• [Challenge]
Reproduce the lines exactly as they appear, beginning with the line containing "edge-label-no: Нет <box>809 316 868 360</box>" and continuing through the line containing "edge-label-yes-text: Да <box>783".

-- Start of Data for this exercise --

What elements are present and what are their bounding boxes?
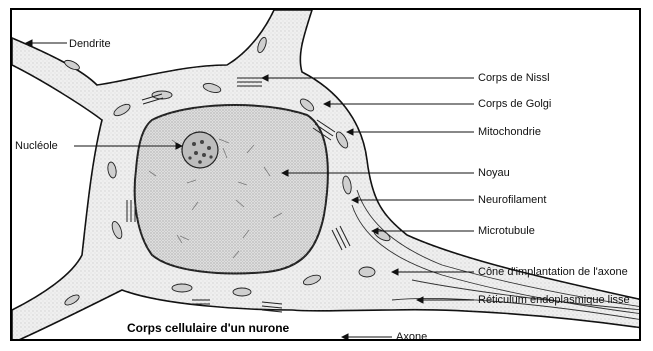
figure-caption: Corps cellulaire d'un nurone <box>127 321 289 335</box>
label-nissl: Corps de Nissl <box>478 72 550 84</box>
diagram-frame: Dendrite Corps de Nissl Corps de Golgi M… <box>10 8 641 341</box>
label-axone: Axone <box>396 331 427 341</box>
label-neurofil: Neurofilament <box>478 194 546 206</box>
label-microtub: Microtubule <box>478 225 535 237</box>
label-dendrite: Dendrite <box>69 38 111 50</box>
neuron-illustration <box>12 10 641 341</box>
label-golgi: Corps de Golgi <box>478 98 551 110</box>
label-cone: Cône d'implantation de l'axone <box>478 266 628 278</box>
label-noyau: Noyau <box>478 167 510 179</box>
label-nucleole: Nucléole <box>15 140 58 152</box>
label-mito: Mitochondrie <box>478 126 541 138</box>
label-reticulum: Réticulum endoplasmique lisse <box>478 294 630 306</box>
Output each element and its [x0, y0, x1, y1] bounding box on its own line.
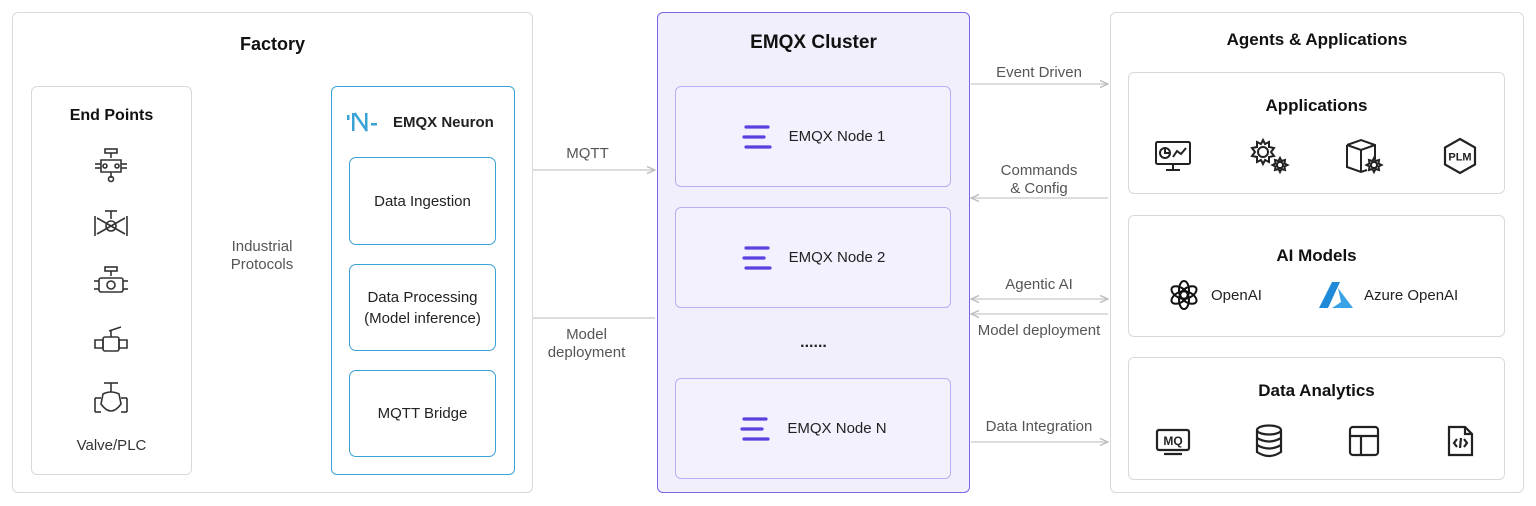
mq-icon-label: MQ	[1163, 434, 1182, 448]
industrial-protocols-label: Industrial Protocols	[230, 238, 294, 273]
openai-label: OpenAI	[1211, 286, 1262, 304]
endpoints-footer: Valve/PLC	[76, 437, 147, 454]
plm-icon: PLM	[1439, 135, 1481, 177]
emqx-node-icon	[741, 124, 773, 150]
table-icon	[1344, 423, 1384, 459]
node-2-label: EMQX Node 2	[788, 249, 886, 266]
commands-config-label: Commands & Config	[1000, 162, 1078, 197]
emqx-node-2: EMQX Node 2	[675, 207, 951, 308]
package-gear-icon	[1342, 136, 1386, 176]
azure-icon	[1318, 280, 1354, 310]
neuron-logo-icon	[345, 111, 381, 133]
agents-title: Agents & Applications	[1226, 30, 1408, 49]
node-n-label: EMQX Node N	[787, 420, 887, 437]
ai-models-panel	[1128, 215, 1505, 337]
module-data-processing: Data Processing (Model inference)	[349, 264, 496, 351]
module-data-ingestion: Data Ingestion	[349, 157, 496, 245]
applications-panel	[1128, 72, 1505, 194]
agentic-ai-label: Agentic AI	[1005, 276, 1073, 293]
nodes-ellipsis: ......	[800, 334, 827, 351]
applications-title: Applications	[1265, 96, 1368, 115]
model-deployment-left-label: Model deployment	[547, 326, 626, 361]
cluster-title: EMQX Cluster	[750, 32, 877, 53]
node-1-label: EMQX Node 1	[788, 128, 886, 145]
azure-openai-item: Azure OpenAI	[1318, 279, 1458, 311]
model-deployment-right-label: Model deployment	[977, 322, 1101, 339]
emqx-node-icon	[741, 245, 773, 271]
neuron-title: EMQX Neuron	[393, 113, 494, 131]
module-mqtt-bridge: MQTT Bridge	[349, 370, 496, 457]
openai-icon	[1167, 278, 1201, 312]
plm-icon-label: PLM	[1448, 152, 1471, 164]
endpoints-title: End Points	[69, 107, 154, 124]
data-integration-label: Data Integration	[985, 418, 1093, 435]
azure-openai-label: Azure OpenAI	[1364, 286, 1459, 304]
factory-title: Factory	[239, 34, 306, 54]
emqx-node-n: EMQX Node N	[675, 378, 951, 479]
butterfly-valve-icon	[86, 203, 136, 243]
message-queue-icon: MQ	[1153, 424, 1193, 458]
event-driven-label: Event Driven	[996, 64, 1082, 81]
code-file-icon	[1441, 422, 1479, 460]
emqx-node-icon	[739, 416, 771, 442]
openai-item: OpenAI	[1167, 278, 1262, 312]
ball-valve-icon	[86, 320, 136, 360]
gears-icon	[1246, 136, 1292, 176]
mqtt-label: MQTT	[566, 145, 609, 162]
ai-models-title: AI Models	[1276, 246, 1357, 265]
data-analytics-panel	[1128, 357, 1505, 480]
monitor-dashboard-icon	[1152, 138, 1194, 174]
pipe-valve-icon	[86, 145, 136, 185]
data-analytics-title: Data Analytics	[1258, 381, 1375, 400]
gear-valve-icon	[86, 262, 136, 302]
neuron-header: EMQX Neuron	[345, 110, 510, 134]
emqx-node-1: EMQX Node 1	[675, 86, 951, 187]
database-icon	[1250, 422, 1288, 460]
gate-valve-icon	[86, 378, 136, 422]
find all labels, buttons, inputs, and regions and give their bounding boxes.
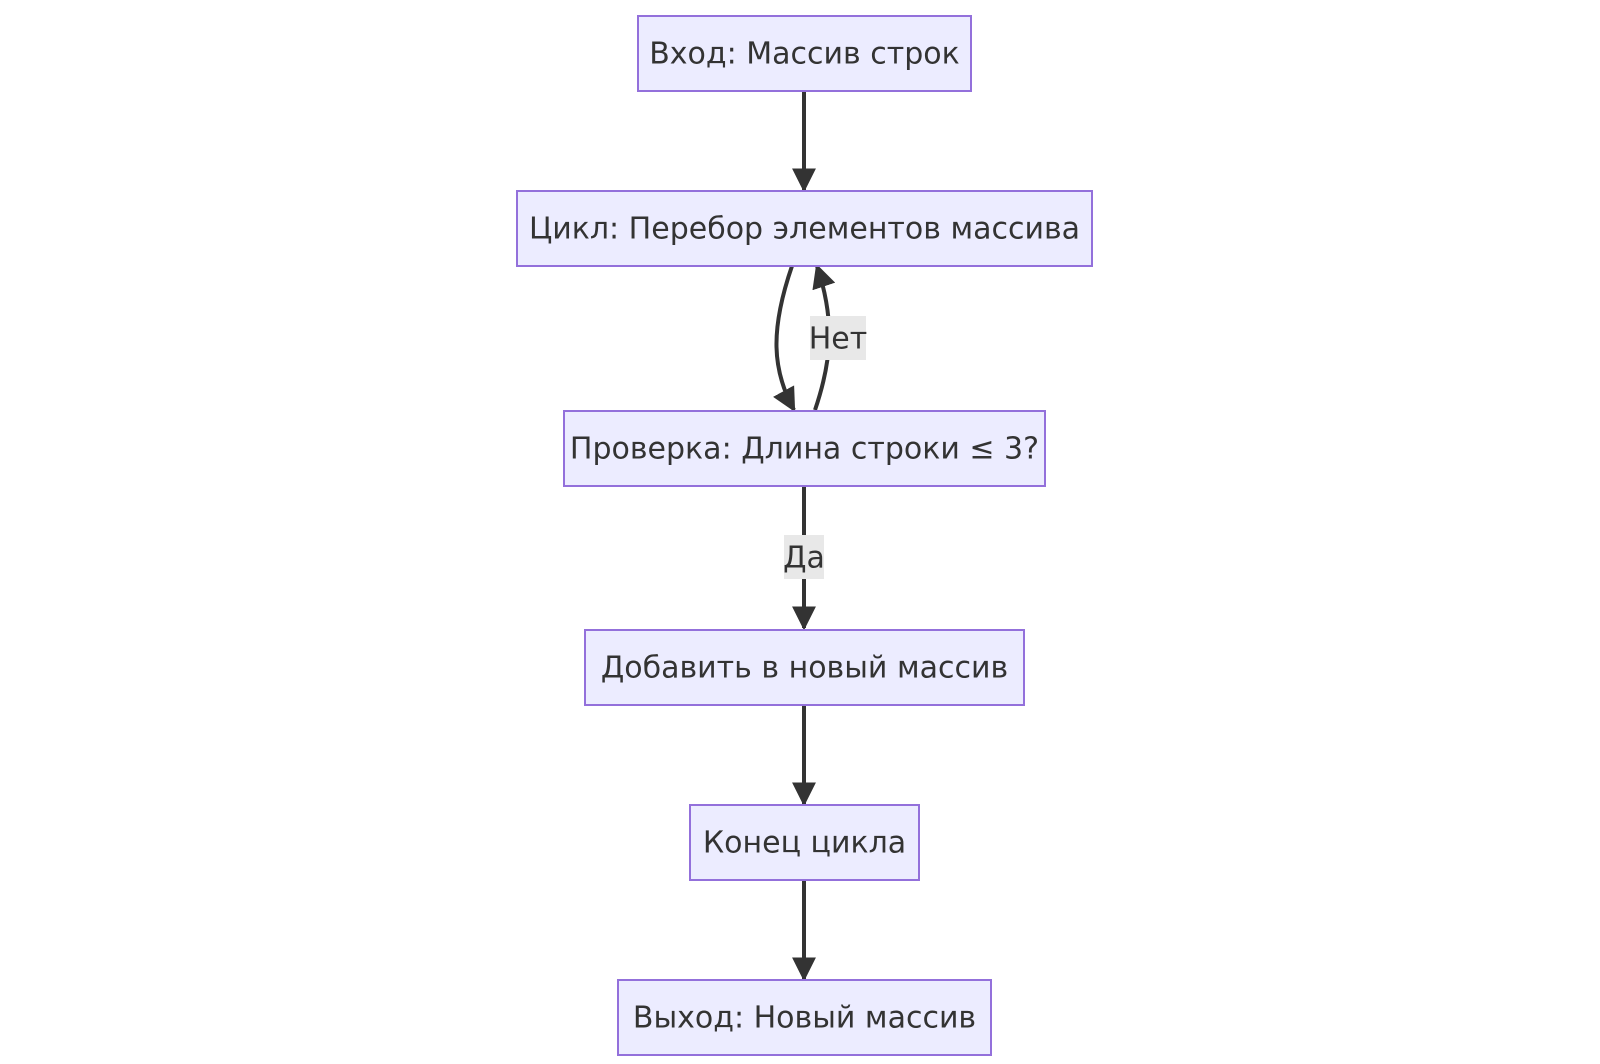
edge-label-no: Нет <box>809 316 868 360</box>
node-input-label: Вход: Массив строк <box>649 37 960 72</box>
node-loop-end-label: Конец цикла <box>703 826 906 861</box>
node-input: Вход: Массив строк <box>637 15 972 92</box>
node-add-label: Добавить в новый массив <box>601 651 1008 686</box>
node-output-label: Выход: Новый массив <box>633 1001 976 1036</box>
edge-loop-to-check <box>773 265 796 413</box>
node-add: Добавить в новый массив <box>584 629 1025 706</box>
node-loop: Цикл: Перебор элементов массива <box>516 190 1093 267</box>
edge-label-yes: Да <box>783 535 825 579</box>
node-loop-label: Цикл: Перебор элементов массива <box>529 212 1080 247</box>
edge-label-no-text: Нет <box>809 322 868 357</box>
edge-label-yes-text: Да <box>783 541 825 576</box>
node-check: Проверка: Длина строки ≤ 3? <box>563 410 1046 487</box>
node-check-label: Проверка: Длина строки ≤ 3? <box>570 432 1039 467</box>
node-loop-end: Конец цикла <box>689 804 920 881</box>
node-output: Выход: Новый массив <box>617 979 992 1056</box>
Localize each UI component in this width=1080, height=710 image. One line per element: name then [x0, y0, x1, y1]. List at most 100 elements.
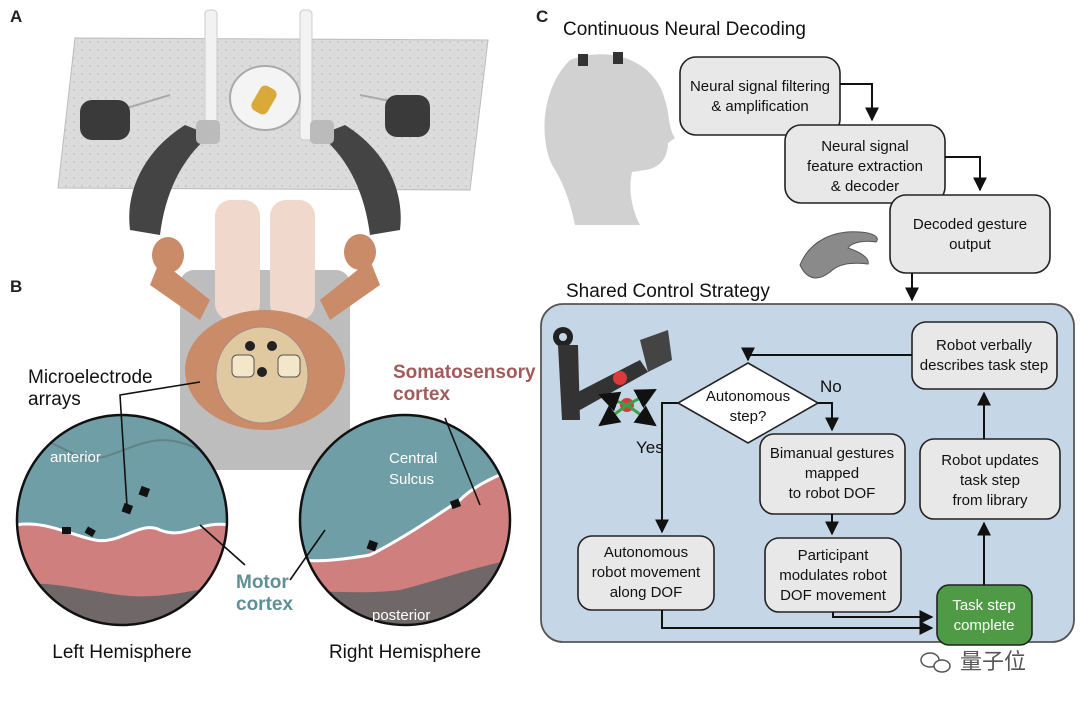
arrow-feature-to-decoded [945, 156, 987, 192]
right-leg [270, 200, 315, 320]
left-hand [152, 237, 184, 273]
electrode-pedestal-right [277, 354, 301, 378]
autonomous-line3: along DOF [610, 584, 683, 601]
left-array-1 [121, 502, 134, 515]
participant-line1: Participant [798, 547, 870, 564]
left-somato-region [17, 524, 227, 597]
bimanual-line2: mapped [805, 465, 859, 482]
food-item [251, 85, 277, 115]
left-leg [215, 200, 260, 320]
table-frame-right [299, 9, 313, 141]
central-sulcus-label-line2: Sulcus [389, 471, 434, 488]
right-central-sulcus-line [300, 468, 510, 563]
left-array-4 [84, 526, 96, 537]
arrow-diamond-yes [655, 402, 678, 534]
right-hemisphere-label: Right Hemisphere [329, 642, 481, 663]
head-pedestal-left [578, 54, 588, 66]
robot-verbally-box [911, 321, 1058, 390]
decoded-gesture-box [889, 194, 1051, 274]
shared-control-title: Shared Control Strategy [566, 281, 770, 302]
left-hemisphere-label: Left Hemisphere [52, 642, 191, 663]
motor-cortex-label-line2: cortex [236, 594, 293, 615]
watermark: 量子位 [920, 649, 1026, 674]
decoded-line1: Decoded gesture [913, 216, 1027, 233]
central-sulcus-label-line1: Central [389, 450, 437, 467]
right-hemisphere-circle [300, 415, 510, 625]
left-robot-arm [129, 125, 210, 235]
right-array-1 [366, 539, 379, 552]
leader-microelectrode [119, 381, 201, 507]
decision-diamond [676, 362, 820, 444]
connector-3 [257, 367, 267, 377]
motor-cortex-label-line1: Motor [236, 572, 289, 593]
left-array-2 [138, 485, 151, 498]
verbally-line1: Robot verbally [936, 337, 1032, 354]
arrow-verbal-to-diamond [741, 347, 912, 362]
right-circle-border [298, 413, 512, 627]
complete-line2: complete [954, 617, 1015, 634]
anterior-label: anterior [50, 449, 101, 466]
left-arm-mount [196, 120, 220, 144]
right-robot-arm [320, 125, 401, 235]
filtering-box [679, 56, 841, 136]
right-arm [320, 260, 380, 320]
somatosensory-label-line2: cortex [393, 384, 450, 405]
robot-arm-dof-icon [553, 327, 672, 427]
leader-somatosensory [444, 417, 481, 506]
left-central-sulcus-line [17, 522, 227, 543]
left-hemisphere-circle [17, 415, 227, 625]
arrow-autonomous-to-complete [661, 610, 934, 635]
head-pedestal-right [613, 52, 623, 64]
right-arm-mount [310, 120, 334, 144]
task-complete-box [936, 584, 1033, 646]
arrow-filter-to-feature [840, 83, 879, 122]
right-robot-hand [385, 95, 430, 137]
leader-motor-right [289, 529, 326, 581]
electrode-pedestal-left [231, 354, 255, 378]
connector-2 [267, 341, 277, 351]
autonomous-line2: robot movement [592, 564, 701, 581]
bimanual-line1: Bimanual gestures [770, 445, 894, 462]
leader-motor-left [199, 524, 246, 566]
bimanual-line3: to robot DOF [789, 485, 876, 502]
panel-letter-c: C [536, 7, 548, 26]
panel-letter-b: B [10, 277, 22, 296]
robot-updates-box [919, 438, 1061, 520]
left-robot-hand [80, 100, 130, 140]
participant-line3: DOF movement [780, 587, 887, 604]
panel-letter-a: A [10, 7, 22, 26]
posterior-label: posterior [372, 607, 430, 624]
yes-label: Yes [636, 438, 664, 457]
complete-line1: Task step [952, 597, 1015, 614]
updates-line2: task step [960, 472, 1020, 489]
diamond-line2: step? [730, 408, 767, 425]
filtering-line1: Neural signal filtering [690, 78, 830, 95]
right-hand [344, 234, 376, 270]
left-motor-region [17, 415, 227, 541]
feature-line1: Neural signal [821, 138, 909, 155]
verbally-line2: describes task step [920, 357, 1048, 374]
microelectrode-label-line1: Microelectrode [28, 367, 153, 388]
arrow-participant-to-complete [832, 610, 934, 624]
decoding-title: Continuous Neural Decoding [563, 19, 806, 40]
wrist-joint-marker [613, 371, 627, 385]
panel-a-illustration [57, 9, 489, 470]
feature-line3: & decoder [831, 178, 899, 195]
arrow-diamond-no [818, 402, 839, 432]
filtering-line2: & amplification [711, 98, 809, 115]
gesture-hand-icon [799, 231, 878, 279]
left-array-3 [62, 527, 71, 534]
updates-line1: Robot updates [941, 452, 1039, 469]
updates-line3: from library [952, 492, 1028, 509]
connector-1 [245, 341, 255, 351]
diamond-line1: Autonomous [706, 388, 790, 405]
feature-line2: feature extraction [807, 158, 923, 175]
head-silhouette [544, 54, 675, 225]
participant-line2: modulates robot [779, 567, 887, 584]
left-arm [150, 260, 210, 320]
watermark-text: 量子位 [960, 649, 1026, 674]
autonomous-line1: Autonomous [604, 544, 688, 561]
somatosensory-label-line1: Somatosensory [393, 362, 536, 383]
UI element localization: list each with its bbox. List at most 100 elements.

-- End of Data for this exercise --

• [Response to this exercise]
edge-label-no: Нет <box>809 316 868 360</box>
node-input-label: Вход: Массив строк <box>649 37 960 72</box>
node-loop-end-label: Конец цикла <box>703 826 906 861</box>
node-input: Вход: Массив строк <box>637 15 972 92</box>
node-add-label: Добавить в новый массив <box>601 651 1008 686</box>
node-output-label: Выход: Новый массив <box>633 1001 976 1036</box>
edge-loop-to-check <box>773 265 796 413</box>
node-add: Добавить в новый массив <box>584 629 1025 706</box>
node-loop: Цикл: Перебор элементов массива <box>516 190 1093 267</box>
edge-label-yes: Да <box>783 535 825 579</box>
node-loop-label: Цикл: Перебор элементов массива <box>529 212 1080 247</box>
edge-label-no-text: Нет <box>809 322 868 357</box>
edge-label-yes-text: Да <box>783 541 825 576</box>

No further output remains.